**文書の抜粋:**
1.非同時孵化をするコサギの同腹ヒナ間の生長•生残の違いを,1976年に奈良県で,1977年に三重県で調査した。それらの違いが生じる原因を親の給餌行動とヒナの摂食行動から分析した。
2.1976年には1巣について2日間,1977年には12巣について48日間,巣を中心とした終日の親とヒナの行動観察を行った。
3.ヒナの生長速度は,第1~3子ではほぼ同じであったが,第4子ではやや低く,第5子ではさらに低かった。
4.生残率は,第1子が最も高く,孵化順が遅くなるにつれて低くなった。
5.給餌は雌雄とも行い,1回の巣内滞在中(平均175.4分,64~334分;第1子の日齢が10日まで)に平均7.3回(2~16回)に分けて行った。
6.ヒナの摂食行動は,巣の上に吐き出された食物をつついて摂食する方法から,わずか1,2日間に,親の嘴から直接食物を受けとる方法へ移行する。したがって,早く孵化したヒナが最も早く口移しによる摂食法を行うようになる。
7.2羽のヒナが同時に餌乞い行動をした場合,早く孵化したヒナの方が先に餌を取る傾向が見られた。親の食物供給に余裕のある場合のみに,孵化順の早いヒナの食欲が満たされた後に,孵化順の遅いヒナも無競争で餌を得た。
8.これらの行動観察の結果は,「鳥類の非同時孵化は親の食物供給量に見合ったヒナ数にする適応である」というLackの提唱(1947,1954)を支持する。

**課題の説明:** コサギのヒナについての文書の抜粋では、親は1回の巣内滞在中に平均何回に分けて給餌したか。数を答えてください。

**情報:**
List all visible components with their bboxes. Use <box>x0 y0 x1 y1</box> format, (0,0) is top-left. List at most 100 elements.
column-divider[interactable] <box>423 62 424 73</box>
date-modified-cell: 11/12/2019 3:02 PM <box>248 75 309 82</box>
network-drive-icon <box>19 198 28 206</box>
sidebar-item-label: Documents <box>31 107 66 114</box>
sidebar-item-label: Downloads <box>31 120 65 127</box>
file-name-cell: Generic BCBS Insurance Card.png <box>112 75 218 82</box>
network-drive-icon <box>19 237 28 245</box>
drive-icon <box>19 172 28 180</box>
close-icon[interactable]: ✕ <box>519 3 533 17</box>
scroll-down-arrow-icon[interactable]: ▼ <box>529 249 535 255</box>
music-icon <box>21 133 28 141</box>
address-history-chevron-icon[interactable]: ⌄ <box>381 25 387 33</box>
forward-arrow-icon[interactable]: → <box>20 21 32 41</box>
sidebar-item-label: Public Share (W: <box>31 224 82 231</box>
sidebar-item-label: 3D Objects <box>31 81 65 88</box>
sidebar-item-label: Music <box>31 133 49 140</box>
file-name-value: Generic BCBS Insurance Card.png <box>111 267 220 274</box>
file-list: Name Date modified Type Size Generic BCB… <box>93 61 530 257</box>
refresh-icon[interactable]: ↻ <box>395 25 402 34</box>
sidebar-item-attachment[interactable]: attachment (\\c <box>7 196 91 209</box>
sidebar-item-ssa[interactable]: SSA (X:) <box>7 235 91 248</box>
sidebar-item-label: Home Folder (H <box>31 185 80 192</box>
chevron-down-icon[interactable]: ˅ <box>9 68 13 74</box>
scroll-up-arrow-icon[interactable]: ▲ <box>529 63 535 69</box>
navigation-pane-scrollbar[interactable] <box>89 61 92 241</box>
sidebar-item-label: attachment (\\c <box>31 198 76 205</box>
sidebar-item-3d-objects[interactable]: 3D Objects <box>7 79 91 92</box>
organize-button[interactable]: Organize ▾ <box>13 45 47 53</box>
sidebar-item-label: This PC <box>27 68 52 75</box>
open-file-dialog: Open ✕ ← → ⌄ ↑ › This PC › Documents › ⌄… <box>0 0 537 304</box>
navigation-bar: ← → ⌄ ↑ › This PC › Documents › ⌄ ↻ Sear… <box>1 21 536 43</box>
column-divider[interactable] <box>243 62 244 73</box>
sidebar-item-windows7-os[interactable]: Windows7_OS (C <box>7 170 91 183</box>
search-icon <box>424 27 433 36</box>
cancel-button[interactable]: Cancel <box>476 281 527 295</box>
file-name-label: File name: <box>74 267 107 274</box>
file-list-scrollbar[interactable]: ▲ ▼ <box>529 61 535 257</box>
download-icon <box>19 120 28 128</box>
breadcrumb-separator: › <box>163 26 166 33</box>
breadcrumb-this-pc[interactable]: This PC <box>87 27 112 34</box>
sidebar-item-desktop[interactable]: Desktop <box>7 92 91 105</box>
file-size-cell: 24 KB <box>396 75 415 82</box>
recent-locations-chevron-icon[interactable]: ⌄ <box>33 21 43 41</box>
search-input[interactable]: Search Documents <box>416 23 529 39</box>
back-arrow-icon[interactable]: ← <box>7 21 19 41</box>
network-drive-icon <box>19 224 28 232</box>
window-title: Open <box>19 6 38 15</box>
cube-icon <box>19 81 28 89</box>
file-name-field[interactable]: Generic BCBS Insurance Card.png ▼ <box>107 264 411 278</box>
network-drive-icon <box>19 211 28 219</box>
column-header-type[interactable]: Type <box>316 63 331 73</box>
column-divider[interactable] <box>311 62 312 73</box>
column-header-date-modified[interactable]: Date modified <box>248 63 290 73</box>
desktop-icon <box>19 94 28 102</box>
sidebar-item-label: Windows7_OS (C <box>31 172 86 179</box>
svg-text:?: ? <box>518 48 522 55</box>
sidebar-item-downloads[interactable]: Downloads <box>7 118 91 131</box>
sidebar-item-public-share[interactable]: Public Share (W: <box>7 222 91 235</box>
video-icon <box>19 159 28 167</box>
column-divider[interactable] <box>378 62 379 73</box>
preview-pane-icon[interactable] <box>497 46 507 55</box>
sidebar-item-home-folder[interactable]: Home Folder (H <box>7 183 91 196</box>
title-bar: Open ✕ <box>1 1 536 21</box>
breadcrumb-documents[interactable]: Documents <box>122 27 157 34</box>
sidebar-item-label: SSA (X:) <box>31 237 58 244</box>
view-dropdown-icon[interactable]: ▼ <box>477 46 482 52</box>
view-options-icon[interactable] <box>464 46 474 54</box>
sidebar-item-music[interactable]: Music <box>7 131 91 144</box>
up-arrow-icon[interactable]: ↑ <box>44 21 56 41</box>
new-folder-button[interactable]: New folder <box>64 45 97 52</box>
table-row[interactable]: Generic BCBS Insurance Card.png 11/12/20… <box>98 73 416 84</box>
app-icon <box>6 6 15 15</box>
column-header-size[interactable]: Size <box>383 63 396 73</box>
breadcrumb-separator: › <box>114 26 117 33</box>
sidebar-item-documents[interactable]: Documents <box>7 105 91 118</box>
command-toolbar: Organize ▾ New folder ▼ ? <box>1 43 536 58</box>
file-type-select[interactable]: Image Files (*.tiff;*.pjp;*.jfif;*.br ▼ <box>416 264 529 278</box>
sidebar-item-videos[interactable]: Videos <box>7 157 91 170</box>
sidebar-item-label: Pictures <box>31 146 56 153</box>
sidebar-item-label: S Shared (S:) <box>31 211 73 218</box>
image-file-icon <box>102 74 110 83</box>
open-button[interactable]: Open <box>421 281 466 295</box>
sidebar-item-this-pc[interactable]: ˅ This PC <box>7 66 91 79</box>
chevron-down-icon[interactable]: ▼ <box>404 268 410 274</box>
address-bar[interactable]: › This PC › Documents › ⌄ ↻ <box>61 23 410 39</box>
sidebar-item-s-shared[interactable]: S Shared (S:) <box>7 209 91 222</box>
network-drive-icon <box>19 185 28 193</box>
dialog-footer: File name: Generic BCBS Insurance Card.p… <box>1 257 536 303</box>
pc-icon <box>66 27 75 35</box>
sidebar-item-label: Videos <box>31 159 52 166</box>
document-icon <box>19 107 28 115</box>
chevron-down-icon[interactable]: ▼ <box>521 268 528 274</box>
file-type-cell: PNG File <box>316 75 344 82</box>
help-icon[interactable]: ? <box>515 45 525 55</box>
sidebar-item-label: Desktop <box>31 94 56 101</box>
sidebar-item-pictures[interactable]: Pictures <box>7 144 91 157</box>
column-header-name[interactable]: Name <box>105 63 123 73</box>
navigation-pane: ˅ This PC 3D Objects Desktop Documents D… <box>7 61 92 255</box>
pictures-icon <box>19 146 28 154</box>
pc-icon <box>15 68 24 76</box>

**解答例:** 平均7.3回(2~16回)。